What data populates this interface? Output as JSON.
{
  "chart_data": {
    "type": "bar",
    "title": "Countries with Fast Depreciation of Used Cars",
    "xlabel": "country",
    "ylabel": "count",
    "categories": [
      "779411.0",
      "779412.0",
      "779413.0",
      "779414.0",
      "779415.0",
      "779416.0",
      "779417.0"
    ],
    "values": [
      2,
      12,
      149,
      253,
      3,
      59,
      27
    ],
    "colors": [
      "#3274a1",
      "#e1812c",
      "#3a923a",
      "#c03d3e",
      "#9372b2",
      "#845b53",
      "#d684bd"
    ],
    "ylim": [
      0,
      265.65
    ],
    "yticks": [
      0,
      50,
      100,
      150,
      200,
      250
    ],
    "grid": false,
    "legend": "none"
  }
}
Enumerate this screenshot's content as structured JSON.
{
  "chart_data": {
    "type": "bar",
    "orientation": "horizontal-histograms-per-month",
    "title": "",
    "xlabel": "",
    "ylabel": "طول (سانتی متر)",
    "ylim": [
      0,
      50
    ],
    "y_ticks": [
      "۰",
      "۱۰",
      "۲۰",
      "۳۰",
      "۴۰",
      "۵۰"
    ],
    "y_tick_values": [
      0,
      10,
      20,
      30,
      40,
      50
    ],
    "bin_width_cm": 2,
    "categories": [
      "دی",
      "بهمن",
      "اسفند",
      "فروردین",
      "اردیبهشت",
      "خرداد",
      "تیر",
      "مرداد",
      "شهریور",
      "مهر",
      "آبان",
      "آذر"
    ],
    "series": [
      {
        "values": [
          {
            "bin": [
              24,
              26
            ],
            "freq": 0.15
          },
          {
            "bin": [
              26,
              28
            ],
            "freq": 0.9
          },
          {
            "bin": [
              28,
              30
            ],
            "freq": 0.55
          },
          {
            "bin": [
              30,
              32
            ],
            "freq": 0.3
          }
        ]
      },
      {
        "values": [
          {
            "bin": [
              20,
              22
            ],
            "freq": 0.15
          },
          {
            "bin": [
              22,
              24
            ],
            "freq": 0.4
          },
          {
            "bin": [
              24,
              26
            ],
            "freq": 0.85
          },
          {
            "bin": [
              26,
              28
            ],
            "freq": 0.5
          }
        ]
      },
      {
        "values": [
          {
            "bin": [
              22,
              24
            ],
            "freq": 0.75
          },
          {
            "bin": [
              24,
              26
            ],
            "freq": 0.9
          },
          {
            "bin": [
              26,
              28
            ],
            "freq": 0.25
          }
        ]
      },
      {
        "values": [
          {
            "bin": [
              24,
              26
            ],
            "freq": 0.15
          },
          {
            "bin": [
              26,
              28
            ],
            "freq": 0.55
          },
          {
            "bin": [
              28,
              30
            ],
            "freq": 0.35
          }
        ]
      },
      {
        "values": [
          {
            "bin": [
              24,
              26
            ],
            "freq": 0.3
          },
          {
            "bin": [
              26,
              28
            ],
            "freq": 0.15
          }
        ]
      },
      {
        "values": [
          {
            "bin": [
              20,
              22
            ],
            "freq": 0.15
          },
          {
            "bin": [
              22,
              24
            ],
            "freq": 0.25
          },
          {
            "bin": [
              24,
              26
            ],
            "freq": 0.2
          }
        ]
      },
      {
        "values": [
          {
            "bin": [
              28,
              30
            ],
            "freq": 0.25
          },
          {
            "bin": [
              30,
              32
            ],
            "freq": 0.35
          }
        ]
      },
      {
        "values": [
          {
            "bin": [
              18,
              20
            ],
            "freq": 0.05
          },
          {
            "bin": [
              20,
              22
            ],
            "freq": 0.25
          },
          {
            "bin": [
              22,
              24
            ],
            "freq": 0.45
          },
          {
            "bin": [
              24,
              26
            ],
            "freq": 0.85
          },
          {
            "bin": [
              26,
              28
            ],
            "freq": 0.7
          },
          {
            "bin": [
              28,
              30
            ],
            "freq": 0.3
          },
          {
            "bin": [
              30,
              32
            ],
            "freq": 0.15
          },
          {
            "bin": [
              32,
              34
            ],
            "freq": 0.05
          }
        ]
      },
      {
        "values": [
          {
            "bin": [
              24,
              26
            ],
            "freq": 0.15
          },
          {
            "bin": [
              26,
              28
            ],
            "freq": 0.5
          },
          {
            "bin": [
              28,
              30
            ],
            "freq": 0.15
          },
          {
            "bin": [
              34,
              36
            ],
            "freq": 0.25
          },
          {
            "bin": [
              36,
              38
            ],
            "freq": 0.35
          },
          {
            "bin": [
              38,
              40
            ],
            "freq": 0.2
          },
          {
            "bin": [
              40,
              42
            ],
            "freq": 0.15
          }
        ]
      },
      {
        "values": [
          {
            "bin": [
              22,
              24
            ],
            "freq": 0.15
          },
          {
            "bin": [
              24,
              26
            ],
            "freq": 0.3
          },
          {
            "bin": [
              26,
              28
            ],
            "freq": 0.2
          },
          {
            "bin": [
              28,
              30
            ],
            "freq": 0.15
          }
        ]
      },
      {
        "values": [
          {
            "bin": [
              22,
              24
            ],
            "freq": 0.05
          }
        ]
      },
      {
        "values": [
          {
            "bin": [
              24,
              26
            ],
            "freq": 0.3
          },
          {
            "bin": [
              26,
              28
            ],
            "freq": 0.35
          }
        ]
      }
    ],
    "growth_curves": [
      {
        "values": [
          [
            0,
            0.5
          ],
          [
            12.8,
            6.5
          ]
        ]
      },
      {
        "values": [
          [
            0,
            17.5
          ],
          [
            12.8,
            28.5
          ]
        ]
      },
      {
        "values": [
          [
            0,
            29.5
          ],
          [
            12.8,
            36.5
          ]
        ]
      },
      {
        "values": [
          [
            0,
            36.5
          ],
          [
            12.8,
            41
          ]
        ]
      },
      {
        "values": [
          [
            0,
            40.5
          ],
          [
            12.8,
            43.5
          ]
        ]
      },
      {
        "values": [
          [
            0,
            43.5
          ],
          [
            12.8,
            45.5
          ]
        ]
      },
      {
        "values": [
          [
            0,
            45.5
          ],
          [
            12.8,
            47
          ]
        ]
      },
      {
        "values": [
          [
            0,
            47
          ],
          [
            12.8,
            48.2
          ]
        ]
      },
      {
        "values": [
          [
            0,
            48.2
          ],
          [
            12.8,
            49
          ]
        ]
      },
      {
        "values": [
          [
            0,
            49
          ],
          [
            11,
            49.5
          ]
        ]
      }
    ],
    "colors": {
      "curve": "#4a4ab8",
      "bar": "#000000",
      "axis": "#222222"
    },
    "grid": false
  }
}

##############################

INSTRUCTIONS TO FOLLOW -
Extract every line from the records above that contains the word "title".

SOLUTION TO THE PROBLEM -
    "title": "Countries with Fast Depreciation of Used Cars",
    "title": "",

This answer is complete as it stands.